#### [Given exercise]
Copy the lines below word for word, starting at the line containing "speaker-icon <box>246 414 271 438</box>" and ending at the line containing "info-line: 一键对讲：应用于紧急情况下报警 <box>53", with both of those lines included.

#### [Given entries]
######

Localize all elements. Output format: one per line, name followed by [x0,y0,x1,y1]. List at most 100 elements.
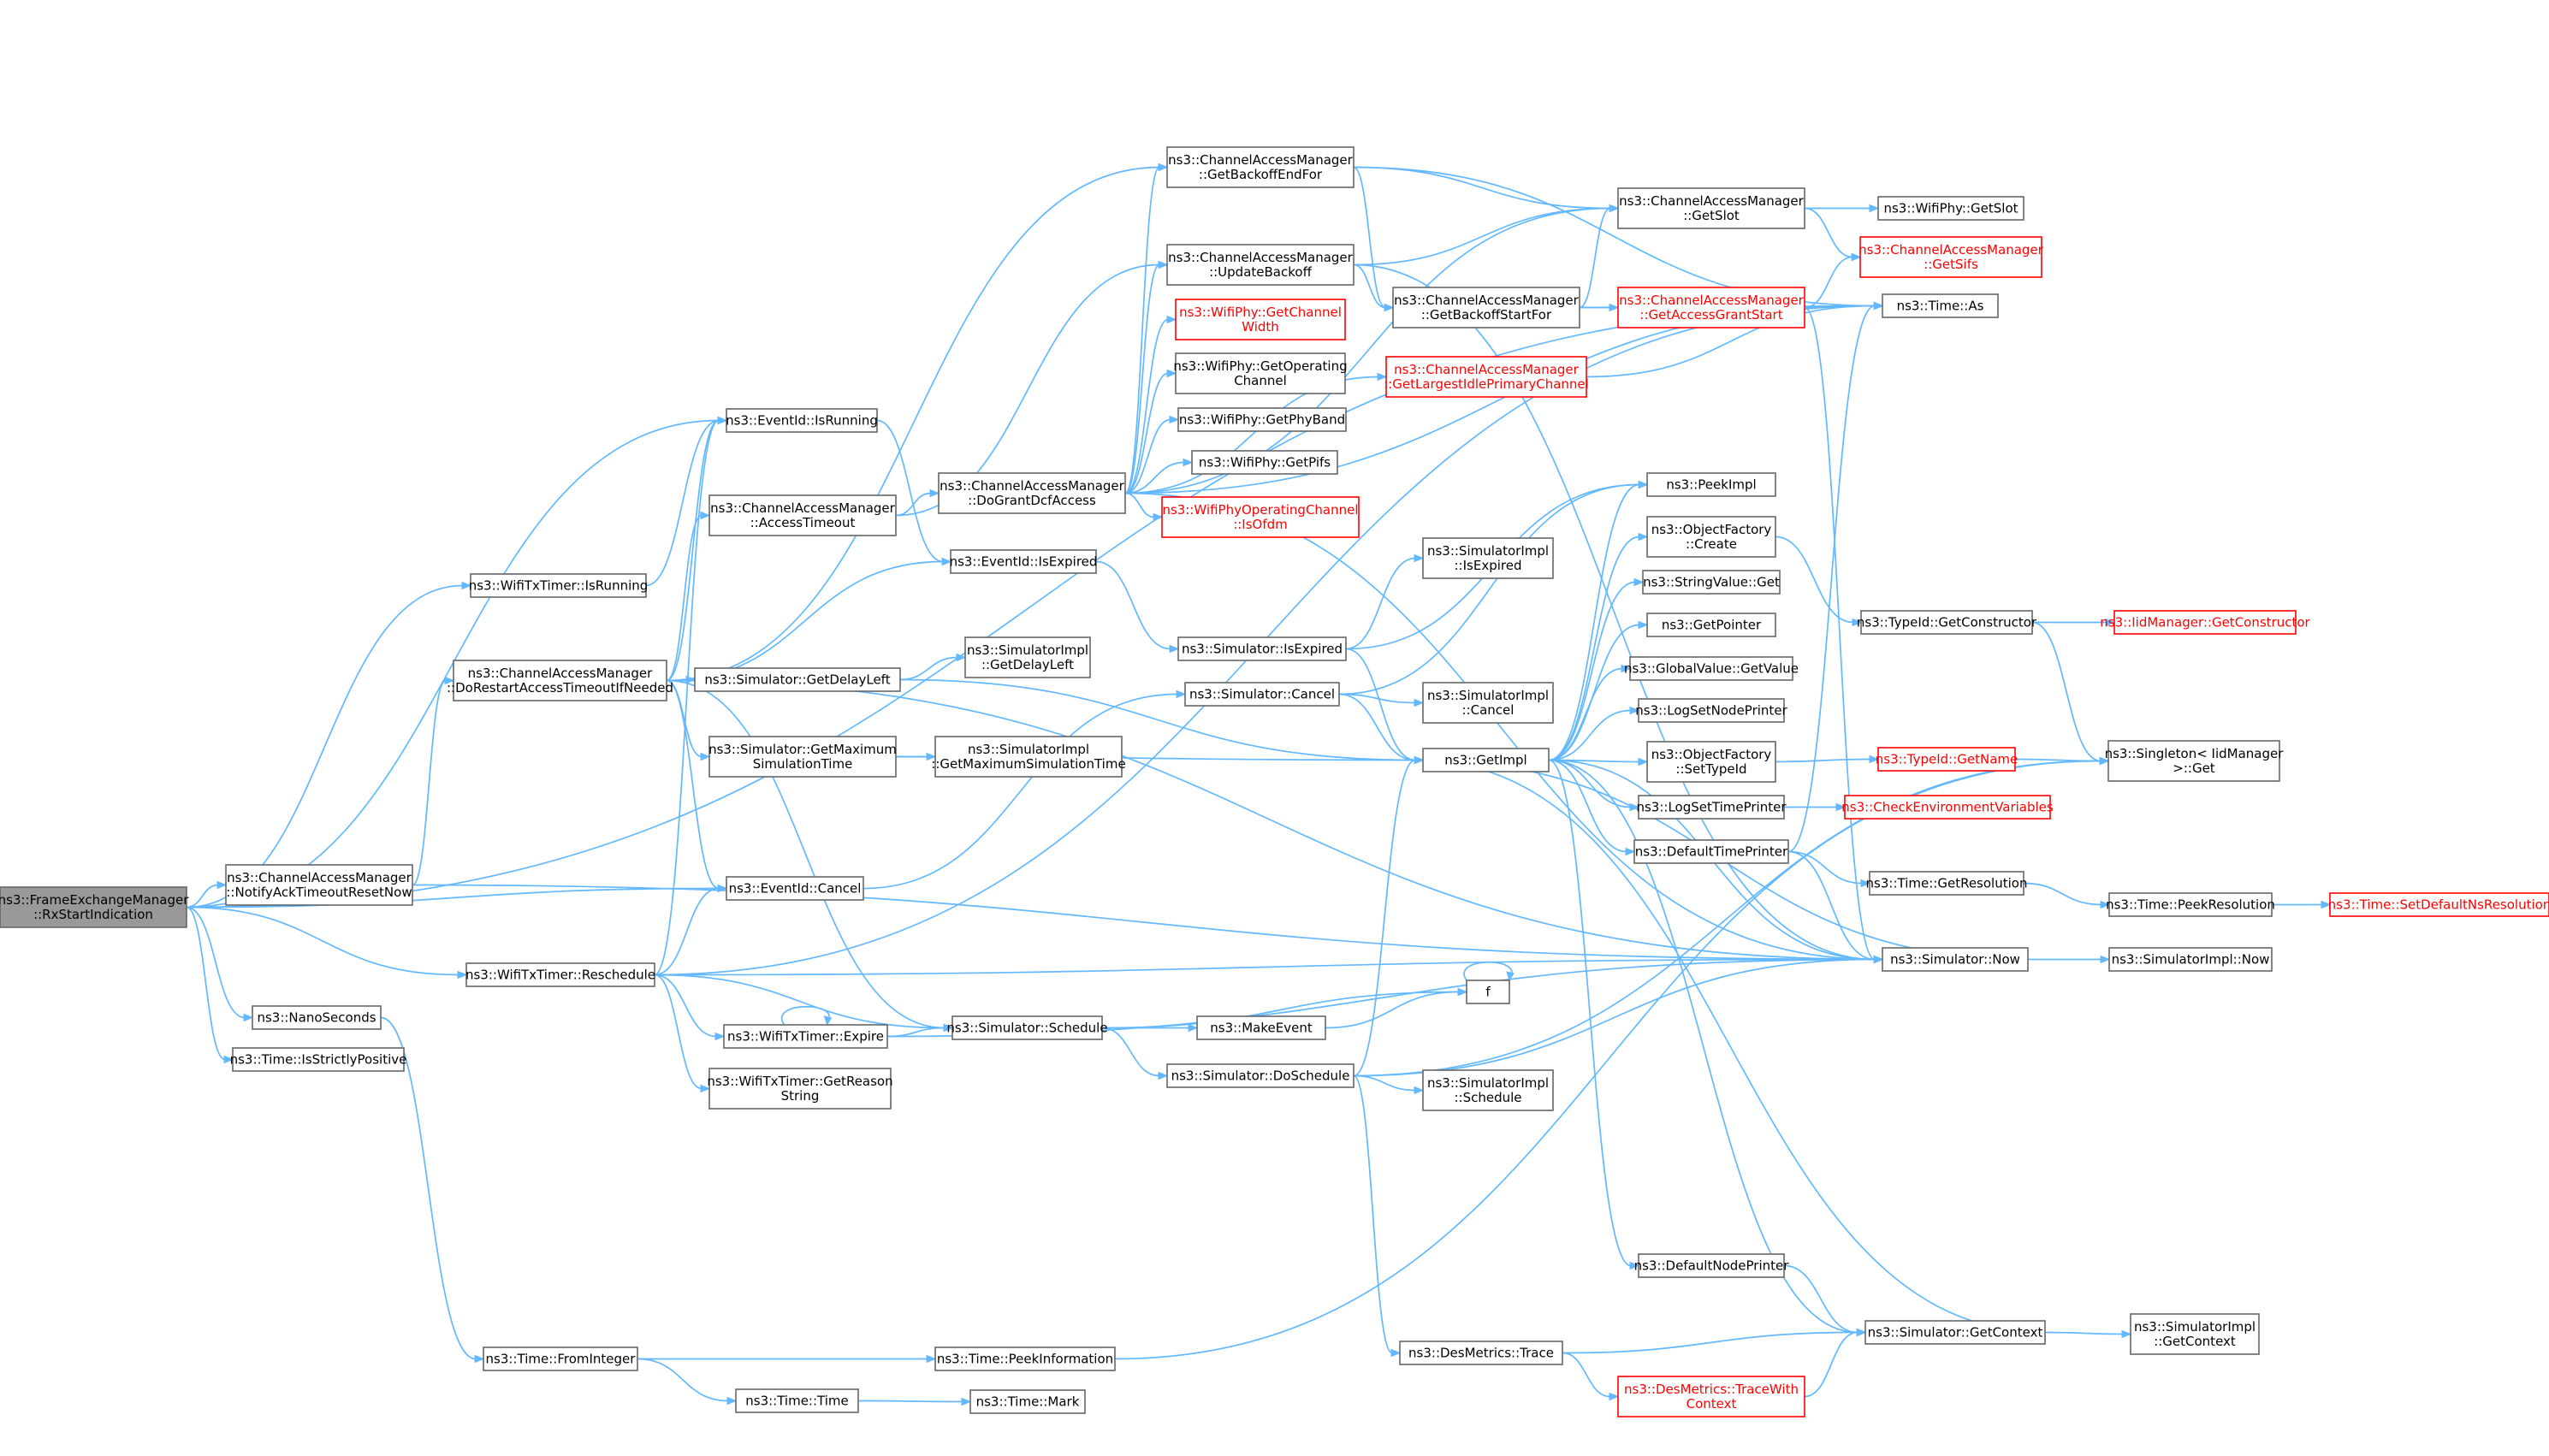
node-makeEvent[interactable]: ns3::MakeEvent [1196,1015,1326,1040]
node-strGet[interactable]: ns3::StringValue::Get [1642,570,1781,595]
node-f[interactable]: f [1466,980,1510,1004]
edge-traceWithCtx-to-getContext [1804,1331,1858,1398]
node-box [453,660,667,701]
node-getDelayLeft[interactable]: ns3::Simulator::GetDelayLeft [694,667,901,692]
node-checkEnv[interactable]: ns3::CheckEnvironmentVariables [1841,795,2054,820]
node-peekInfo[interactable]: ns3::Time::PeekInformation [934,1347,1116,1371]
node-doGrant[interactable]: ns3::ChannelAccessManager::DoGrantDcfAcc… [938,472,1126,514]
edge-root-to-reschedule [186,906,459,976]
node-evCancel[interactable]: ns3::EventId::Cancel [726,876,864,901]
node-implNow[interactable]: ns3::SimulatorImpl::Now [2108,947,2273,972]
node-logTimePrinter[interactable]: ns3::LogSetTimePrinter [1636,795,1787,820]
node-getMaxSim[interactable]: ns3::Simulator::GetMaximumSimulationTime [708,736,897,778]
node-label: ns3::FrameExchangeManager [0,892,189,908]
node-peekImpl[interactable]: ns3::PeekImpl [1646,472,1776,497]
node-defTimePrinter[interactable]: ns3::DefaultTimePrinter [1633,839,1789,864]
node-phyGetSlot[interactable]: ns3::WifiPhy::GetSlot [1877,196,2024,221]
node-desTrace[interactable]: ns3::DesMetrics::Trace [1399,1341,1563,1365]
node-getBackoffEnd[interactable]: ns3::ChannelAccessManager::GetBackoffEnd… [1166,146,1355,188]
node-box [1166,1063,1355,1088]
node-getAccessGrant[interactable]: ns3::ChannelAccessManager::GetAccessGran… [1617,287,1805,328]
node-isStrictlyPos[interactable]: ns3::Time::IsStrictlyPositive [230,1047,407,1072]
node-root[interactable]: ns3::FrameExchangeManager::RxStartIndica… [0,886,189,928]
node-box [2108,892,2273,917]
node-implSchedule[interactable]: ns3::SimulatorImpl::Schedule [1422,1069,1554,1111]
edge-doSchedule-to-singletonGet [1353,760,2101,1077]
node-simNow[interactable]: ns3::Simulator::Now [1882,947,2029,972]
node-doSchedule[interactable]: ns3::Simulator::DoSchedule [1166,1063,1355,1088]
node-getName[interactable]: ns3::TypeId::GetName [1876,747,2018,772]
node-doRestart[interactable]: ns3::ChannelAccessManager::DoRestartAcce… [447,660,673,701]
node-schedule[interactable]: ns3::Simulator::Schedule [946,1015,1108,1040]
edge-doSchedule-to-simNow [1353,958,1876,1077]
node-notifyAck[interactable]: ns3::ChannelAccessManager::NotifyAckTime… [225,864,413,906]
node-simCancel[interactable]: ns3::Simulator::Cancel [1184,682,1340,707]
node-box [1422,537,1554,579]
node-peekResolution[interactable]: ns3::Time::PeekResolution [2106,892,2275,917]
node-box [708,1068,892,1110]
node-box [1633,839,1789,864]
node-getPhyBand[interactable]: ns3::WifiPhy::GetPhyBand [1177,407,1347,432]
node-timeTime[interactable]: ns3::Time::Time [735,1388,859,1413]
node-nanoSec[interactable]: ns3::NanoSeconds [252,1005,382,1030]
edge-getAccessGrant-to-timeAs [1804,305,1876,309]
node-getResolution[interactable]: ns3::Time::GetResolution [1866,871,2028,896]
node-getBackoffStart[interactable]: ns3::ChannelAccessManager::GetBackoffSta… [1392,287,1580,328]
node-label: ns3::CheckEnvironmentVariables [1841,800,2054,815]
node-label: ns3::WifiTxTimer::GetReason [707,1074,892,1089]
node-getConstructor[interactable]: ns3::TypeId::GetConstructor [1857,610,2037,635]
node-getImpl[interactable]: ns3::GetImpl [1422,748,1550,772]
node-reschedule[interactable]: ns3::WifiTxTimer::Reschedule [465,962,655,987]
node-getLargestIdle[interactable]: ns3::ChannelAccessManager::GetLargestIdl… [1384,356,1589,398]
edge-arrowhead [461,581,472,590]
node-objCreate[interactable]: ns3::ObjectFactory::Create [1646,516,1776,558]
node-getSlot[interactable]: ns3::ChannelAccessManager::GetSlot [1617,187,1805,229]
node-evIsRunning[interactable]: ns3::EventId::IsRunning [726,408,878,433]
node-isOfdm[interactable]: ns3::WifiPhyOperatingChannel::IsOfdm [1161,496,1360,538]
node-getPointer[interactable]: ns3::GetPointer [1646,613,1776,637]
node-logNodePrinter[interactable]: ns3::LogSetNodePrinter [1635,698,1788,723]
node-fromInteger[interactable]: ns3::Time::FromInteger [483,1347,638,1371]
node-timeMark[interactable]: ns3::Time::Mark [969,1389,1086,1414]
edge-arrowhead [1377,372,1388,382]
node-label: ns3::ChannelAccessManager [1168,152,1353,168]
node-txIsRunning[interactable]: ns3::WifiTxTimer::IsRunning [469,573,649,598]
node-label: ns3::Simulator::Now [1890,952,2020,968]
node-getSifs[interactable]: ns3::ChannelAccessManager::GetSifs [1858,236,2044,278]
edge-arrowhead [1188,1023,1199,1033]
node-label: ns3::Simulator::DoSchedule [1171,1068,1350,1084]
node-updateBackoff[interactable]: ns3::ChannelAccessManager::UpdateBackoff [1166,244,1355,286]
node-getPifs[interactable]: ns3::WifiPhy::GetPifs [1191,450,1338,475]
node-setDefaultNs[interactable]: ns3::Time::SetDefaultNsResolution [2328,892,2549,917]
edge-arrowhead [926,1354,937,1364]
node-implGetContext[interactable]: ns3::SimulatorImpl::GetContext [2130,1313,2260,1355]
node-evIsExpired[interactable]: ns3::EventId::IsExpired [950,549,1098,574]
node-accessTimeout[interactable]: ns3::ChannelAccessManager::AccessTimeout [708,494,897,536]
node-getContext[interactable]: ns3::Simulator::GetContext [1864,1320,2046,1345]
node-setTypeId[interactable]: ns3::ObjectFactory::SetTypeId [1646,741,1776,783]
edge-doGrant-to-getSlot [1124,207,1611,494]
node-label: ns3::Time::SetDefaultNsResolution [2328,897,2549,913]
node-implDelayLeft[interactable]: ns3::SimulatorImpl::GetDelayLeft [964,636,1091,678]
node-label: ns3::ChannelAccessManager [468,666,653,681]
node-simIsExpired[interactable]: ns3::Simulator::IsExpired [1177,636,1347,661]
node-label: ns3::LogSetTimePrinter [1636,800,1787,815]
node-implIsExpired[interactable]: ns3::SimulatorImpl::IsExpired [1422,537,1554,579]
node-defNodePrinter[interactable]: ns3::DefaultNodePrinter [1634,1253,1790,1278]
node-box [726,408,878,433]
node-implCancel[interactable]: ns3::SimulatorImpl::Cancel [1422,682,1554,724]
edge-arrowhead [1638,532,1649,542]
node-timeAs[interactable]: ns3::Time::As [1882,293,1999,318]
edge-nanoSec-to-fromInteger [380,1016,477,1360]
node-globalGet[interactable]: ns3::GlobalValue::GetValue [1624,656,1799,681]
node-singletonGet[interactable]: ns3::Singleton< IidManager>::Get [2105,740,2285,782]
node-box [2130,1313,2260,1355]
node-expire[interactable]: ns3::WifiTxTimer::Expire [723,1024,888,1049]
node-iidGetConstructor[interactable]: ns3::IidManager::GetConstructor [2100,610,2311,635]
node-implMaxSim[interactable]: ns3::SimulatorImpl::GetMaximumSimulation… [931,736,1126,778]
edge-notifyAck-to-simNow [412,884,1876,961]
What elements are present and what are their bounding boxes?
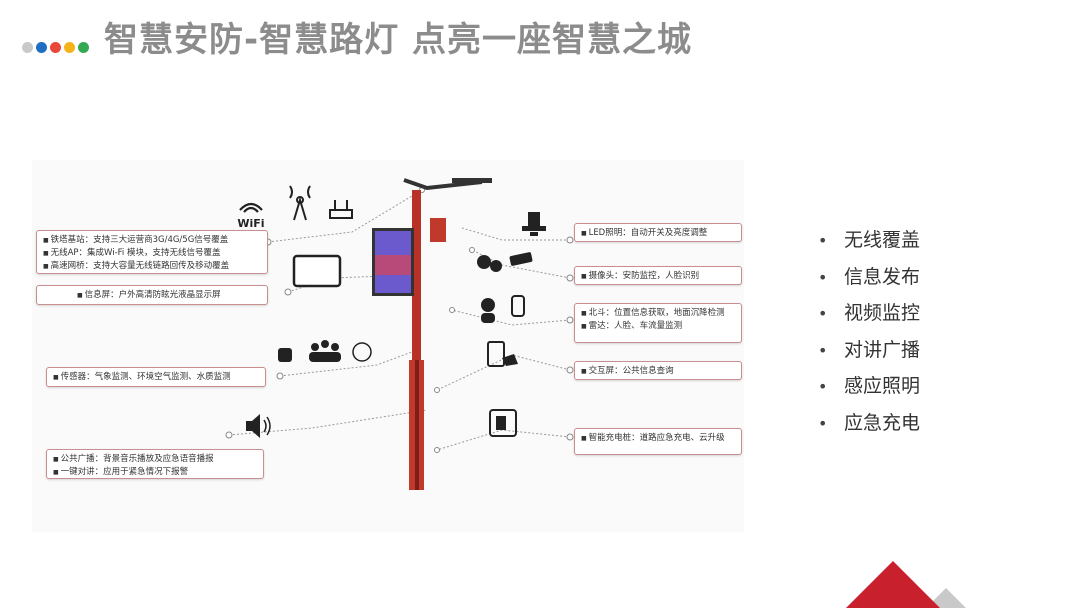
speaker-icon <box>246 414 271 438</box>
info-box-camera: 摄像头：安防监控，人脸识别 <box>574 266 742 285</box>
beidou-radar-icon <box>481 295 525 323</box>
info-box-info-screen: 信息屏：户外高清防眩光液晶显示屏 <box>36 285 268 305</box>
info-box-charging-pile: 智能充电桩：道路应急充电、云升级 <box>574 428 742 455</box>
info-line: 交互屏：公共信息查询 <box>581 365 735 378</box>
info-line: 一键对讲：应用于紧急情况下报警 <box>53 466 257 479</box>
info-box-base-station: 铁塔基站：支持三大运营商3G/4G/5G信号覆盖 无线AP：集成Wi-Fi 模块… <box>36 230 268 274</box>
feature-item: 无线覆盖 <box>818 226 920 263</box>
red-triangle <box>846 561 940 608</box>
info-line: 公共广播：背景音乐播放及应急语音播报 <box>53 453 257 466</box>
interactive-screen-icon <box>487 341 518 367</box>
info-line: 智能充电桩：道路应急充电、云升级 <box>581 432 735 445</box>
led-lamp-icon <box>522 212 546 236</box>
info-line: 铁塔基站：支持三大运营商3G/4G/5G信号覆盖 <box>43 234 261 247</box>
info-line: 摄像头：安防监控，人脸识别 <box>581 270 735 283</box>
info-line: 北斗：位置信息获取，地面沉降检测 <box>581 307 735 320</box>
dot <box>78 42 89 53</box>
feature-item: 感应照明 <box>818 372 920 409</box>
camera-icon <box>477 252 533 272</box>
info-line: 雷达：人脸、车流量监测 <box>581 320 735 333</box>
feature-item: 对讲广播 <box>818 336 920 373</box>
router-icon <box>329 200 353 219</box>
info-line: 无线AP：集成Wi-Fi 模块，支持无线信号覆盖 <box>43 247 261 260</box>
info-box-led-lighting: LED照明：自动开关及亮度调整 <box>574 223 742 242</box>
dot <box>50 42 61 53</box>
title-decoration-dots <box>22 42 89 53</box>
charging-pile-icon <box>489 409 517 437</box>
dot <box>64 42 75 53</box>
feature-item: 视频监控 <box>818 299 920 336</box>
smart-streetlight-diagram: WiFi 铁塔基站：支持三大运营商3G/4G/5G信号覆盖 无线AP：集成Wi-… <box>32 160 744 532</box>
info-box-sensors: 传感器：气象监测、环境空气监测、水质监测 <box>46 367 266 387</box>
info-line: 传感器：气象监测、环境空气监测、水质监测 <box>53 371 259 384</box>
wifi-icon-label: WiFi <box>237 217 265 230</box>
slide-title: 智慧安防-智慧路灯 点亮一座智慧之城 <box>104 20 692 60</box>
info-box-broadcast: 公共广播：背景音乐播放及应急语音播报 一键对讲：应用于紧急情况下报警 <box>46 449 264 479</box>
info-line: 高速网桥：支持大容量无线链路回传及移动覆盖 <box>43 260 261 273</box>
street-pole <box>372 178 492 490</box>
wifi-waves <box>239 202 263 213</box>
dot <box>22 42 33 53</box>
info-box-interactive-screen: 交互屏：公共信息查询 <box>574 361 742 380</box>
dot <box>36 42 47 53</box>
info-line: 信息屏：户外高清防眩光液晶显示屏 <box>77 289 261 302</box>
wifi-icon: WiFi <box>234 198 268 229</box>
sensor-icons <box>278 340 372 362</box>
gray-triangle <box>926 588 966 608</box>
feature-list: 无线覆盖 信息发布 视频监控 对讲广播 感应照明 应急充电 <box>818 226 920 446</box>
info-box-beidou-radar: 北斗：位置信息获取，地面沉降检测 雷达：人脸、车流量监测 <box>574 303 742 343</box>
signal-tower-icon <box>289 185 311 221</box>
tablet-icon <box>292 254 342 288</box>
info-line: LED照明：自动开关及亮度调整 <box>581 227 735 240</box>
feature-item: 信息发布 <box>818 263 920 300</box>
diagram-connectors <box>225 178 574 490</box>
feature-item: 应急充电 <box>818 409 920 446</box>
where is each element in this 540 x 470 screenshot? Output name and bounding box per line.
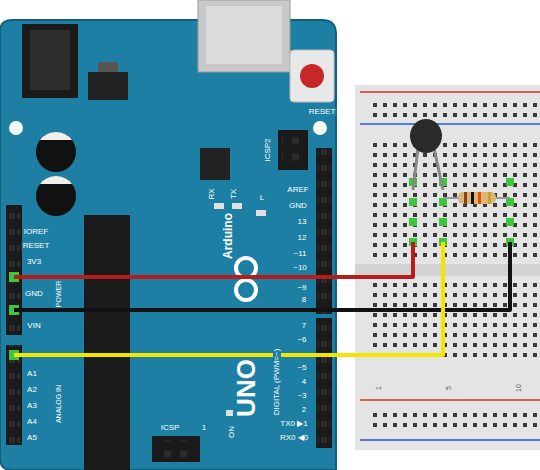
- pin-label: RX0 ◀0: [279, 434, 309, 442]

######

#### [Expected output]
speaker-icon <box>246 414 271 438</box>
info-box-camera: 摄像头：安防监控，人脸识别 <box>574 266 742 285</box>
beidou-radar-icon <box>481 295 525 323</box>
info-box-info-screen: 信息屏：户外高清防眩光液晶显示屏 <box>36 285 268 305</box>
info-box-charging-pile: 智能充电桩：道路应急充电、云升级 <box>574 428 742 455</box>
info-line: 交互屏：公共信息查询 <box>581 365 735 378</box>
info-line: 一键对讲：应用于紧急情况下报警 <box>53 466 257 479</box>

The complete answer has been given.